AIM: Repeat the full listing below verbatim and keep the images out.

Dataset records on visual material
⟨

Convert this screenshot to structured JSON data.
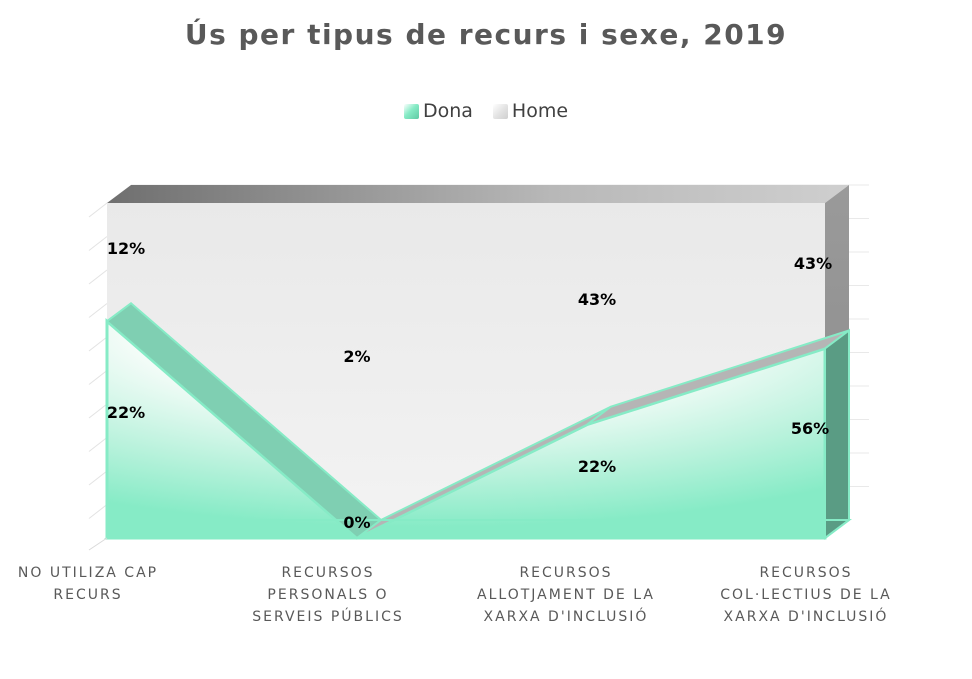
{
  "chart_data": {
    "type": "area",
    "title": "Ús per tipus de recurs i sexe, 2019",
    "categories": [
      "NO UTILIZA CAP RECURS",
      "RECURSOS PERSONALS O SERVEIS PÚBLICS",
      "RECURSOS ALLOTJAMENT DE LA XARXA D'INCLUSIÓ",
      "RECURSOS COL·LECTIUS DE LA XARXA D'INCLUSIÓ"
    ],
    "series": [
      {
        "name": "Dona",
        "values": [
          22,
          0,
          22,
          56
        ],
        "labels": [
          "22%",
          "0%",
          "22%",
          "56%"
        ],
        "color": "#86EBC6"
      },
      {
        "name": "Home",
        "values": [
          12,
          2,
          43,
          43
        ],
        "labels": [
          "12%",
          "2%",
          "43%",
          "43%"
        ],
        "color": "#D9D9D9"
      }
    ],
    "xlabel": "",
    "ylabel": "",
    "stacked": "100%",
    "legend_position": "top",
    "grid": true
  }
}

⟩

RESPONSE TO THIS TASK:
Convert this screenshot to structured JSON data.
{
  "chart_data": {
    "type": "area",
    "title": "Ús per tipus de recurs i sexe, 2019",
    "categories": [
      "NO UTILIZA CAP RECURS",
      "RECURSOS PERSONALS O SERVEIS PÚBLICS",
      "RECURSOS ALLOTJAMENT DE LA XARXA D'INCLUSIÓ",
      "RECURSOS COL·LECTIUS DE LA XARXA D'INCLUSIÓ"
    ],
    "series": [
      {
        "name": "Dona",
        "values": [
          22,
          0,
          22,
          56
        ],
        "labels": [
          "22%",
          "0%",
          "22%",
          "56%"
        ],
        "color": "#86EBC6"
      },
      {
        "name": "Home",
        "values": [
          12,
          2,
          43,
          43
        ],
        "labels": [
          "12%",
          "2%",
          "43%",
          "43%"
        ],
        "color": "#D9D9D9"
      }
    ],
    "xlabel": "",
    "ylabel": "",
    "stacked": "100%",
    "legend_position": "top",
    "grid": true
  }
}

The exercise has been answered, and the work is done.